Reproduce the listing below character for character; drop every image.

RECORDS FOR THE TASK.

##########

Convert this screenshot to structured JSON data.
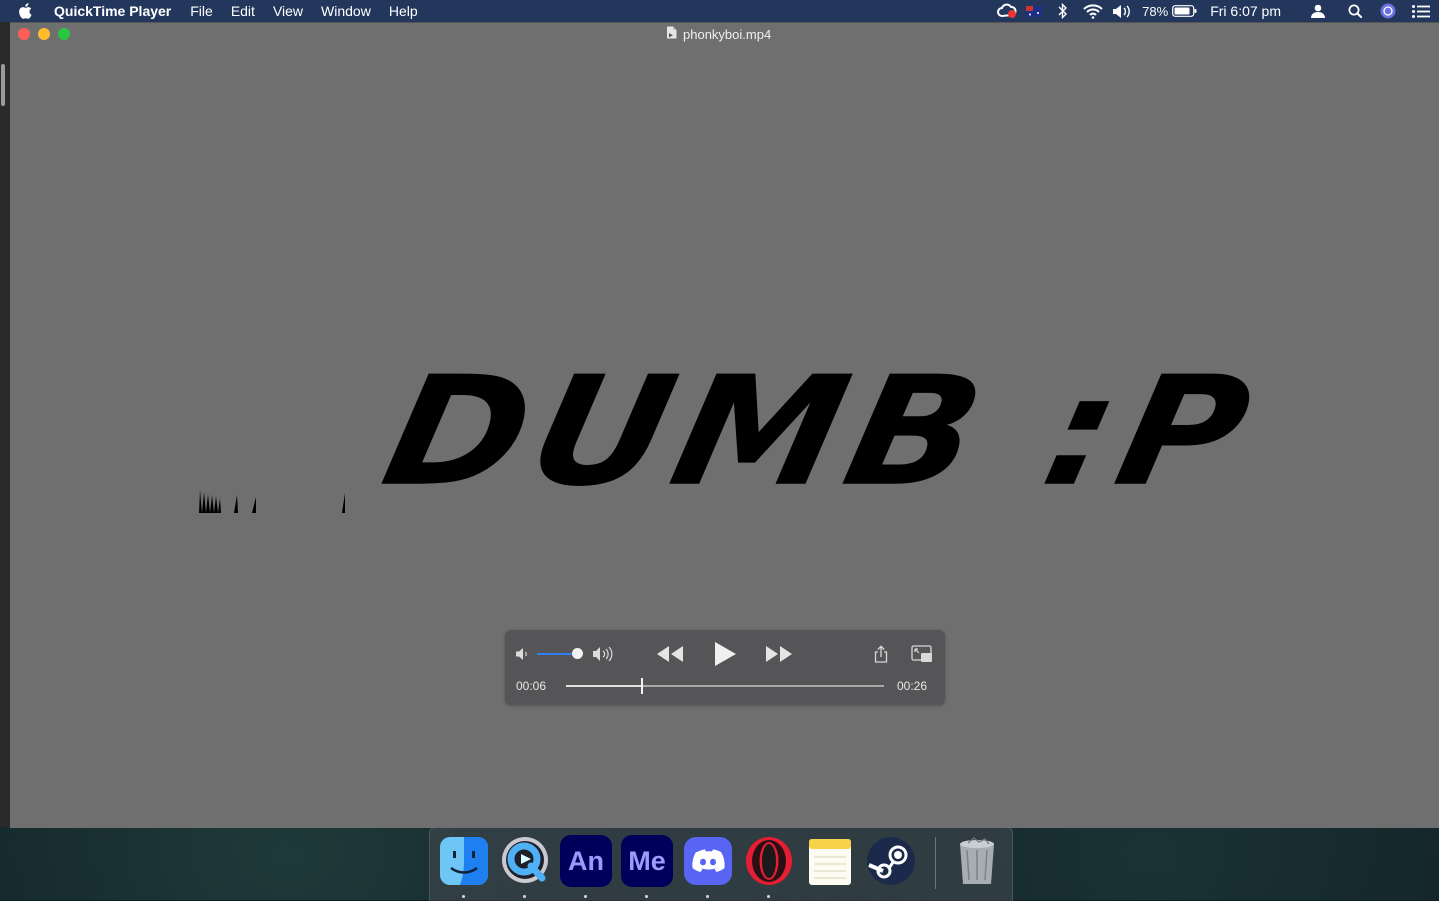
{
  "menubar": {
    "app_name": "QuickTime Player",
    "menus": [
      "File",
      "Edit",
      "View",
      "Window",
      "Help"
    ],
    "battery_percent": "78%",
    "clock": "Fri 6:07 pm",
    "status_icons": [
      "creative-cloud-icon",
      "flag-icon",
      "bluetooth-icon",
      "wifi-icon",
      "volume-icon",
      "battery-icon",
      "user-icon",
      "spotlight-icon",
      "siri-icon",
      "notification-center-icon"
    ]
  },
  "window": {
    "title": "phonkyboi.mp4"
  },
  "video": {
    "text": "DUMB :P"
  },
  "controls": {
    "current_time": "00:06",
    "duration": "00:26",
    "progress_fraction": 0.24,
    "volume_fraction": 0.88,
    "accent": "#2f7ff0"
  },
  "dock": {
    "apps": [
      {
        "name": "Finder",
        "icon": "finder-icon",
        "running": true
      },
      {
        "name": "QuickTime Player",
        "icon": "quicktime-icon",
        "running": true
      },
      {
        "name": "Animate",
        "icon": "animate-icon",
        "label": "An",
        "running": true
      },
      {
        "name": "Media Encoder",
        "icon": "media-encoder-icon",
        "label": "Me",
        "running": true
      },
      {
        "name": "Discord",
        "icon": "discord-icon",
        "running": true
      },
      {
        "name": "Opera",
        "icon": "opera-icon",
        "running": true
      },
      {
        "name": "Notes",
        "icon": "notes-icon",
        "running": false
      },
      {
        "name": "Steam",
        "icon": "steam-icon",
        "running": false
      },
      {
        "name": "Trash",
        "icon": "trash-icon",
        "running": false
      }
    ]
  }
}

##########

SOLUTION TO THIS EXERCISE.
Convert this screenshot to structured JSON data.
{
  "menubar": {
    "app_name": "QuickTime Player",
    "menus": [
      "File",
      "Edit",
      "View",
      "Window",
      "Help"
    ],
    "battery_percent": "78%",
    "clock": "Fri 6:07 pm",
    "status_icons": [
      "creative-cloud-icon",
      "flag-icon",
      "bluetooth-icon",
      "wifi-icon",
      "volume-icon",
      "battery-icon",
      "user-icon",
      "spotlight-icon",
      "siri-icon",
      "notification-center-icon"
    ]
  },
  "window": {
    "title": "phonkyboi.mp4"
  },
  "video": {
    "text": "DUMB :P"
  },
  "controls": {
    "current_time": "00:06",
    "duration": "00:26",
    "progress_fraction": 0.24,
    "volume_fraction": 0.88,
    "accent": "#2f7ff0"
  },
  "dock": {
    "apps": [
      {
        "name": "Finder",
        "icon": "finder-icon",
        "running": true
      },
      {
        "name": "QuickTime Player",
        "icon": "quicktime-icon",
        "running": true
      },
      {
        "name": "Animate",
        "icon": "animate-icon",
        "label": "An",
        "running": true
      },
      {
        "name": "Media Encoder",
        "icon": "media-encoder-icon",
        "label": "Me",
        "running": true
      },
      {
        "name": "Discord",
        "icon": "discord-icon",
        "running": true
      },
      {
        "name": "Opera",
        "icon": "opera-icon",
        "running": true
      },
      {
        "name": "Notes",
        "icon": "notes-icon",
        "running": false
      },
      {
        "name": "Steam",
        "icon": "steam-icon",
        "running": false
      },
      {
        "name": "Trash",
        "icon": "trash-icon",
        "running": false
      }
    ]
  }
}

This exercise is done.